### Records for the task

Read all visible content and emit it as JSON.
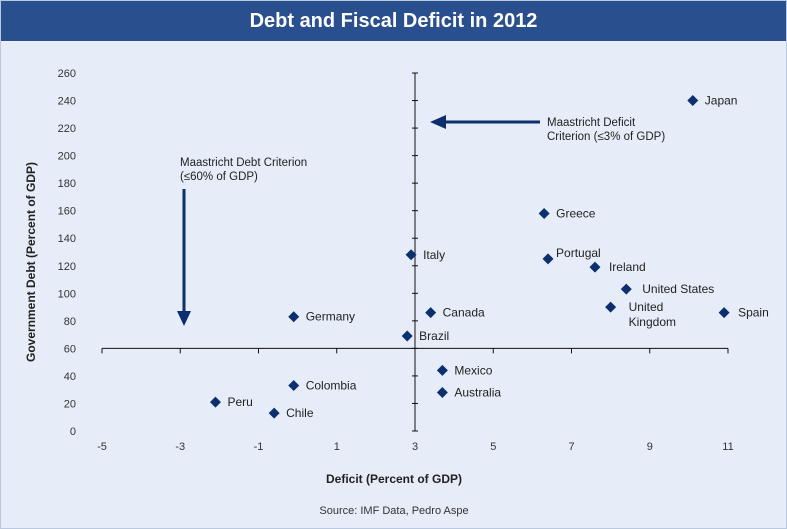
{
  "chart_data": {
    "type": "scatter",
    "title": "Debt and Fiscal Deficit in 2012",
    "xlabel": "Deficit (Percent of GDP)",
    "ylabel": "Government Debt (Percent of GDP)",
    "xlim": [
      -5,
      11
    ],
    "ylim": [
      0,
      260
    ],
    "xticks": [
      -5,
      -3,
      -1,
      1,
      3,
      5,
      7,
      9,
      11
    ],
    "yticks": [
      0,
      20,
      40,
      60,
      80,
      100,
      120,
      140,
      160,
      180,
      200,
      220,
      240,
      260
    ],
    "reference_lines": {
      "x": 3,
      "y": 60
    },
    "marker_color": "#0d2f6e",
    "points": [
      {
        "label": "Japan",
        "x": 10.1,
        "y": 240
      },
      {
        "label": "Greece",
        "x": 6.3,
        "y": 158
      },
      {
        "label": "Italy",
        "x": 2.9,
        "y": 128
      },
      {
        "label": "Portugal",
        "x": 6.4,
        "y": 125
      },
      {
        "label": "Ireland",
        "x": 7.6,
        "y": 119
      },
      {
        "label": "United States",
        "x": 8.4,
        "y": 103
      },
      {
        "label": "United Kingdom",
        "x": 8.0,
        "y": 90
      },
      {
        "label": "Spain",
        "x": 10.9,
        "y": 86
      },
      {
        "label": "Germany",
        "x": -0.1,
        "y": 83
      },
      {
        "label": "Canada",
        "x": 3.4,
        "y": 86
      },
      {
        "label": "Brazil",
        "x": 2.8,
        "y": 69
      },
      {
        "label": "Mexico",
        "x": 3.7,
        "y": 44
      },
      {
        "label": "Australia",
        "x": 3.7,
        "y": 28
      },
      {
        "label": "Colombia",
        "x": -0.1,
        "y": 33
      },
      {
        "label": "Peru",
        "x": -2.1,
        "y": 21
      },
      {
        "label": "Chile",
        "x": -0.6,
        "y": 13
      }
    ],
    "annotations": [
      {
        "lines": [
          "Maastricht Debt Criterion",
          "(≤60% of GDP)"
        ]
      },
      {
        "lines": [
          "Maastricht Deficit",
          "Criterion (≤3% of GDP)"
        ]
      }
    ],
    "source": "Source: IMF Data, Pedro Aspe"
  }
}
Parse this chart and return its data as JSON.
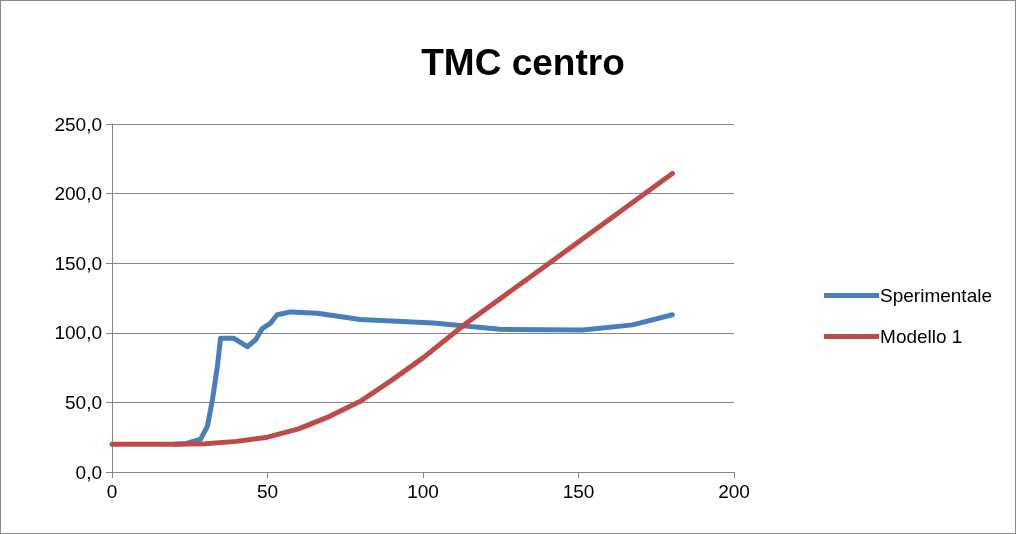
{
  "chart_data": {
    "type": "line",
    "title": "TMC centro",
    "series": [
      {
        "name": "Sperimentale",
        "color": "#4a7ebb",
        "x": [
          20,
          24,
          28.5,
          30.7,
          32.3,
          33.9,
          34.9,
          39.2,
          43.5,
          46.2,
          48.3,
          51,
          53.1,
          57.4,
          66,
          79.8,
          103.3,
          124.7,
          151.4,
          167.4,
          180.2
        ],
        "values": [
          20,
          20.5,
          23.6,
          33,
          52,
          76,
          96,
          96,
          90,
          95,
          103,
          107,
          113,
          115,
          114,
          109.5,
          107,
          102.5,
          102,
          105.7,
          113
        ]
      },
      {
        "name": "Modello 1",
        "color": "#be4b48",
        "x": [
          0,
          10,
          20,
          30,
          40,
          50,
          60,
          70,
          80,
          90,
          100,
          114,
          141.8,
          180.2
        ],
        "values": [
          20,
          20,
          20,
          20.3,
          22,
          25,
          31,
          40,
          51,
          66,
          82,
          107,
          152,
          214.5
        ]
      }
    ],
    "xlim": [
      0,
      200
    ],
    "xticks": [
      0,
      50,
      100,
      150,
      200
    ],
    "ylim": [
      0,
      250
    ],
    "yticks": [
      {
        "value": 0,
        "label": "0,0"
      },
      {
        "value": 50,
        "label": "50,0"
      },
      {
        "value": 100,
        "label": "100,0"
      },
      {
        "value": 150,
        "label": "150,0"
      },
      {
        "value": 200,
        "label": "200,0"
      },
      {
        "value": 250,
        "label": "250,0"
      }
    ],
    "grid": "y",
    "legend": "right",
    "marker": "none",
    "line_style": "solid"
  }
}
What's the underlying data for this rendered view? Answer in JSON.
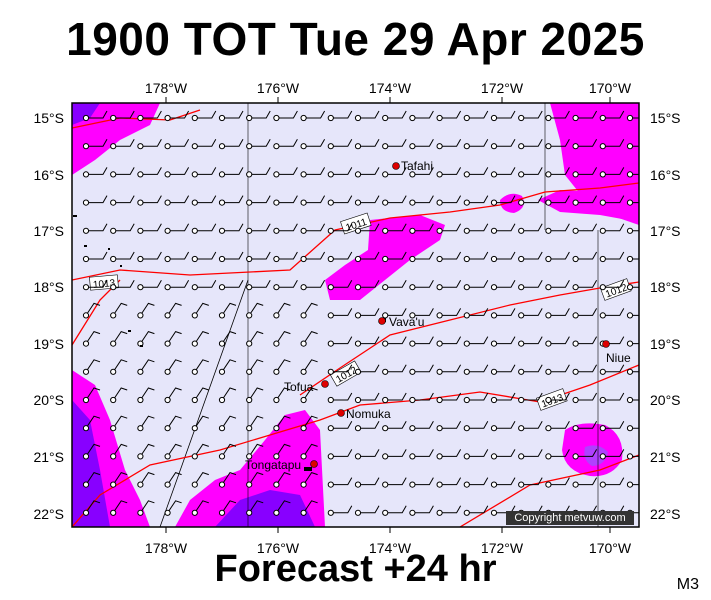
{
  "title": "1900 TOT Tue 29 Apr 2025",
  "subtitle": "Forecast +24 hr",
  "model_tag": "M3",
  "copyright": "Copyright metvuw.com",
  "colors": {
    "ocean": "#e6e6fa",
    "rain_light": "#ff00ff",
    "rain_heavy": "#8800ff",
    "isobar": "#ff0000",
    "city": "#dd0000"
  },
  "axes": {
    "lon_labels": [
      "178°W",
      "176°W",
      "174°W",
      "172°W",
      "170°W"
    ],
    "lat_labels": [
      "15°S",
      "16°S",
      "17°S",
      "18°S",
      "19°S",
      "20°S",
      "21°S",
      "22°S"
    ]
  },
  "isobar_labels": [
    "1011",
    "1013",
    "1012",
    "1012",
    "1013"
  ],
  "places": [
    "Tafahi",
    "Vava'u",
    "Niue",
    "Tofua",
    "Nomuka",
    "Tongatapu"
  ]
}
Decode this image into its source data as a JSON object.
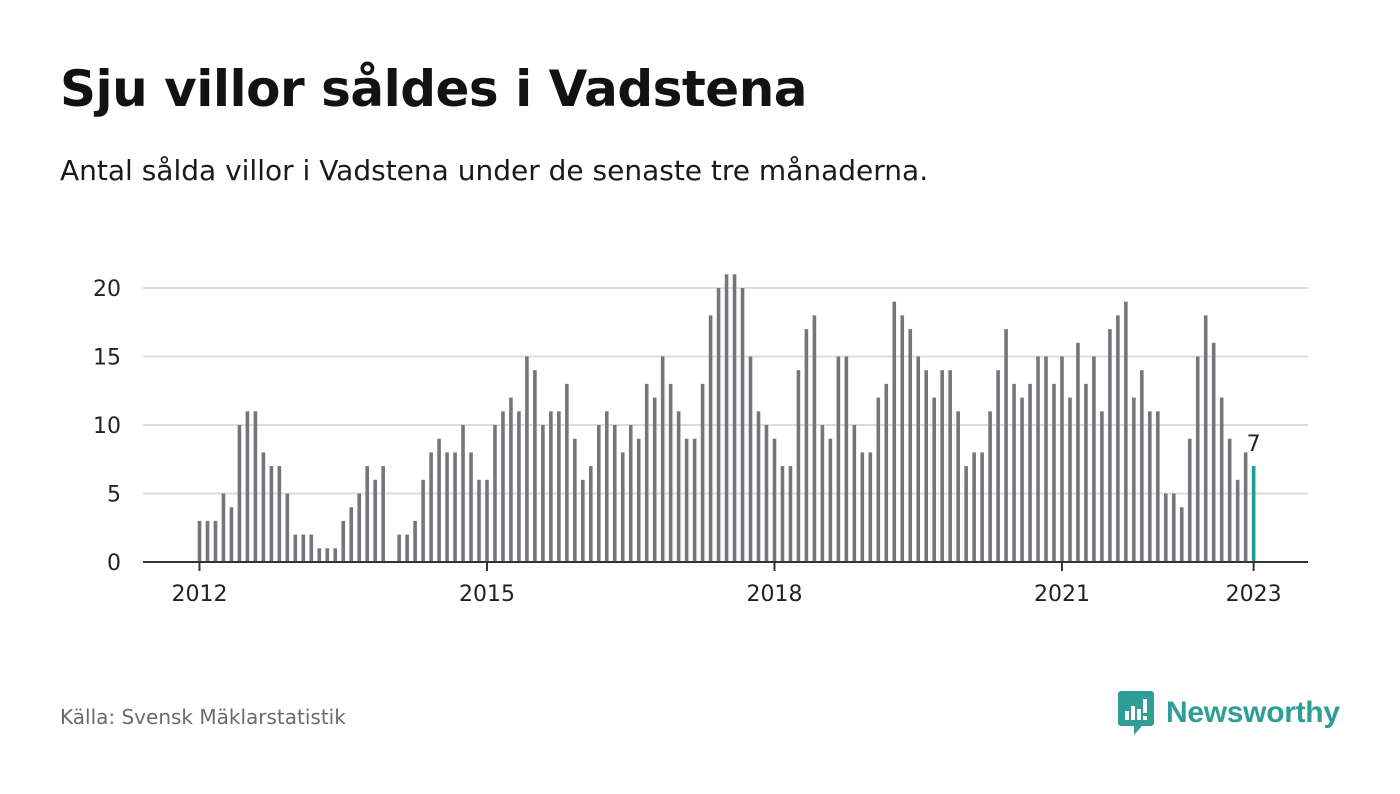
{
  "header": {
    "title": "Sju villor såldes i Vadstena",
    "subtitle": "Antal sålda villor i Vadstena under de senaste tre månaderna."
  },
  "footer": {
    "source": "Källa: Svensk Mäklarstatistik",
    "brand": "Newsworthy"
  },
  "colors": {
    "bar": "#76767a",
    "highlight": "#1f9c92",
    "grid": "#dcdcdc",
    "axis": "#333333",
    "brand": "#2e9e96"
  },
  "icons": {
    "brand_logo": "bar-chart-speech-bubble-icon"
  },
  "chart_data": {
    "type": "bar",
    "title": "",
    "xlabel": "",
    "ylabel": "",
    "ylim": [
      0,
      21
    ],
    "yticks": [
      0,
      5,
      10,
      15,
      20
    ],
    "x_tick_labels": [
      "2012",
      "2015",
      "2018",
      "2021",
      "2023"
    ],
    "grid": true,
    "highlight_label": "7",
    "series": [
      {
        "values": [
          3,
          3,
          3,
          5,
          4,
          10,
          11,
          11,
          8,
          7,
          7,
          5,
          2,
          2,
          2,
          1,
          1,
          1,
          3,
          4,
          5,
          7,
          6,
          7,
          0,
          2,
          2,
          3,
          6,
          8,
          9,
          8,
          8,
          10,
          8,
          6,
          6,
          10,
          11,
          12,
          11,
          15,
          14,
          10,
          11,
          11,
          13,
          9,
          6,
          7,
          10,
          11,
          10,
          8,
          10,
          9,
          13,
          12,
          15,
          13,
          11,
          9,
          9,
          13,
          18,
          20,
          21,
          21,
          20,
          15,
          11,
          10,
          9,
          7,
          7,
          14,
          17,
          18,
          10,
          9,
          15,
          15,
          10,
          8,
          8,
          12,
          13,
          19,
          18,
          17,
          15,
          14,
          12,
          14,
          14,
          11,
          7,
          8,
          8,
          11,
          14,
          17,
          13,
          12,
          13,
          15,
          15,
          13,
          15,
          12,
          16,
          13,
          15,
          11,
          17,
          18,
          19,
          12,
          14,
          11,
          11,
          5,
          5,
          4,
          9,
          15,
          18,
          16,
          12,
          9,
          6,
          8,
          7
        ]
      }
    ]
  }
}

### Exercise goal
Copy every line of the data word for word, omitting the images.

### Result of this exercise
Read all visible content and emit it as JSON.
{
  "chart_data": {
    "type": "scatter",
    "title": "Debt and Fiscal Deficit in 2012",
    "xlabel": "Deficit (Percent of GDP)",
    "ylabel": "Government Debt (Percent of GDP)",
    "xlim": [
      -5,
      11
    ],
    "ylim": [
      0,
      260
    ],
    "xticks": [
      -5,
      -3,
      -1,
      1,
      3,
      5,
      7,
      9,
      11
    ],
    "yticks": [
      0,
      20,
      40,
      60,
      80,
      100,
      120,
      140,
      160,
      180,
      200,
      220,
      240,
      260
    ],
    "reference_lines": {
      "x": 3,
      "y": 60
    },
    "marker_color": "#0d2f6e",
    "points": [
      {
        "label": "Japan",
        "x": 10.1,
        "y": 240
      },
      {
        "label": "Greece",
        "x": 6.3,
        "y": 158
      },
      {
        "label": "Italy",
        "x": 2.9,
        "y": 128
      },
      {
        "label": "Portugal",
        "x": 6.4,
        "y": 125
      },
      {
        "label": "Ireland",
        "x": 7.6,
        "y": 119
      },
      {
        "label": "United States",
        "x": 8.4,
        "y": 103
      },
      {
        "label": "United Kingdom",
        "x": 8.0,
        "y": 90
      },
      {
        "label": "Spain",
        "x": 10.9,
        "y": 86
      },
      {
        "label": "Germany",
        "x": -0.1,
        "y": 83
      },
      {
        "label": "Canada",
        "x": 3.4,
        "y": 86
      },
      {
        "label": "Brazil",
        "x": 2.8,
        "y": 69
      },
      {
        "label": "Mexico",
        "x": 3.7,
        "y": 44
      },
      {
        "label": "Australia",
        "x": 3.7,
        "y": 28
      },
      {
        "label": "Colombia",
        "x": -0.1,
        "y": 33
      },
      {
        "label": "Peru",
        "x": -2.1,
        "y": 21
      },
      {
        "label": "Chile",
        "x": -0.6,
        "y": 13
      }
    ],
    "annotations": [
      {
        "lines": [
          "Maastricht Debt Criterion",
          "(≤60% of GDP)"
        ]
      },
      {
        "lines": [
          "Maastricht Deficit",
          "Criterion (≤3% of GDP)"
        ]
      }
    ],
    "source": "Source: IMF Data, Pedro Aspe"
  }
}
Parse this chart and return its data as JSON.
{
  "chart_data": {
    "type": "line",
    "title": "TMC centro",
    "series": [
      {
        "name": "Sperimentale",
        "color": "#4a7ebb",
        "x": [
          20,
          24,
          28.5,
          30.7,
          32.3,
          33.9,
          34.9,
          39.2,
          43.5,
          46.2,
          48.3,
          51,
          53.1,
          57.4,
          66,
          79.8,
          103.3,
          124.7,
          151.4,
          167.4,
          180.2
        ],
        "values": [
          20,
          20.5,
          23.6,
          33,
          52,
          76,
          96,
          96,
          90,
          95,
          103,
          107,
          113,
          115,
          114,
          109.5,
          107,
          102.5,
          102,
          105.7,
          113
        ]
      },
      {
        "name": "Modello 1",
        "color": "#be4b48",
        "x": [
          0,
          10,
          20,
          30,
          40,
          50,
          60,
          70,
          80,
          90,
          100,
          114,
          141.8,
          180.2
        ],
        "values": [
          20,
          20,
          20,
          20.3,
          22,
          25,
          31,
          40,
          51,
          66,
          82,
          107,
          152,
          214.5
        ]
      }
    ],
    "xlim": [
      0,
      200
    ],
    "xticks": [
      0,
      50,
      100,
      150,
      200
    ],
    "ylim": [
      0,
      250
    ],
    "yticks": [
      {
        "value": 0,
        "label": "0,0"
      },
      {
        "value": 50,
        "label": "50,0"
      },
      {
        "value": 100,
        "label": "100,0"
      },
      {
        "value": 150,
        "label": "150,0"
      },
      {
        "value": 200,
        "label": "200,0"
      },
      {
        "value": 250,
        "label": "250,0"
      }
    ],
    "grid": "y",
    "legend": "right",
    "marker": "none",
    "line_style": "solid"
  }
}
What's the underlying data for this rendered view? Answer in JSON.
{
  "title": "1900 TOT Tue 29 Apr 2025",
  "subtitle": "Forecast +24 hr",
  "model_tag": "M3",
  "copyright": "Copyright metvuw.com",
  "colors": {
    "ocean": "#e6e6fa",
    "rain_light": "#ff00ff",
    "rain_heavy": "#8800ff",
    "isobar": "#ff0000",
    "city": "#dd0000"
  },
  "axes": {
    "lon_labels": [
      "178°W",
      "176°W",
      "174°W",
      "172°W",
      "170°W"
    ],
    "lat_labels": [
      "15°S",
      "16°S",
      "17°S",
      "18°S",
      "19°S",
      "20°S",
      "21°S",
      "22°S"
    ]
  },
  "isobar_labels": [
    "1011",
    "1013",
    "1012",
    "1012",
    "1013"
  ],
  "places": [
    "Tafahi",
    "Vava'u",
    "Niue",
    "Tofua",
    "Nomuka",
    "Tongatapu"
  ]
}
Decode this image into its source data as a JSON object.
{
  "header": {
    "title": "Sju villor såldes i Vadstena",
    "subtitle": "Antal sålda villor i Vadstena under de senaste tre månaderna."
  },
  "footer": {
    "source": "Källa: Svensk Mäklarstatistik",
    "brand": "Newsworthy"
  },
  "colors": {
    "bar": "#76767a",
    "highlight": "#1f9c92",
    "grid": "#dcdcdc",
    "axis": "#333333",
    "brand": "#2e9e96"
  },
  "icons": {
    "brand_logo": "bar-chart-speech-bubble-icon"
  },
  "chart_data": {
    "type": "bar",
    "title": "",
    "xlabel": "",
    "ylabel": "",
    "ylim": [
      0,
      21
    ],
    "yticks": [
      0,
      5,
      10,
      15,
      20
    ],
    "x_tick_labels": [
      "2012",
      "2015",
      "2018",
      "2021",
      "2023"
    ],
    "grid": true,
    "highlight_label": "7",
    "series": [
      {
        "values": [
          3,
          3,
          3,
          5,
          4,
          10,
          11,
          11,
          8,
          7,
          7,
          5,
          2,
          2,
          2,
          1,
          1,
          1,
          3,
          4,
          5,
          7,
          6,
          7,
          0,
          2,
          2,
          3,
          6,
          8,
          9,
          8,
          8,
          10,
          8,
          6,
          6,
          10,
          11,
          12,
          11,
          15,
          14,
          10,
          11,
          11,
          13,
          9,
          6,
          7,
          10,
          11,
          10,
          8,
          10,
          9,
          13,
          12,
          15,
          13,
          11,
          9,
          9,
          13,
          18,
          20,
          21,
          21,
          20,
          15,
          11,
          10,
          9,
          7,
          7,
          14,
          17,
          18,
          10,
          9,
          15,
          15,
          10,
          8,
          8,
          12,
          13,
          19,
          18,
          17,
          15,
          14,
          12,
          14,
          14,
          11,
          7,
          8,
          8,
          11,
          14,
          17,
          13,
          12,
          13,
          15,
          15,
          13,
          15,
          12,
          16,
          13,
          15,
          11,
          17,
          18,
          19,
          12,
          14,
          11,
          11,
          5,
          5,
          4,
          9,
          15,
          18,
          16,
          12,
          9,
          6,
          8,
          7
        ]
      }
    ]
  }
}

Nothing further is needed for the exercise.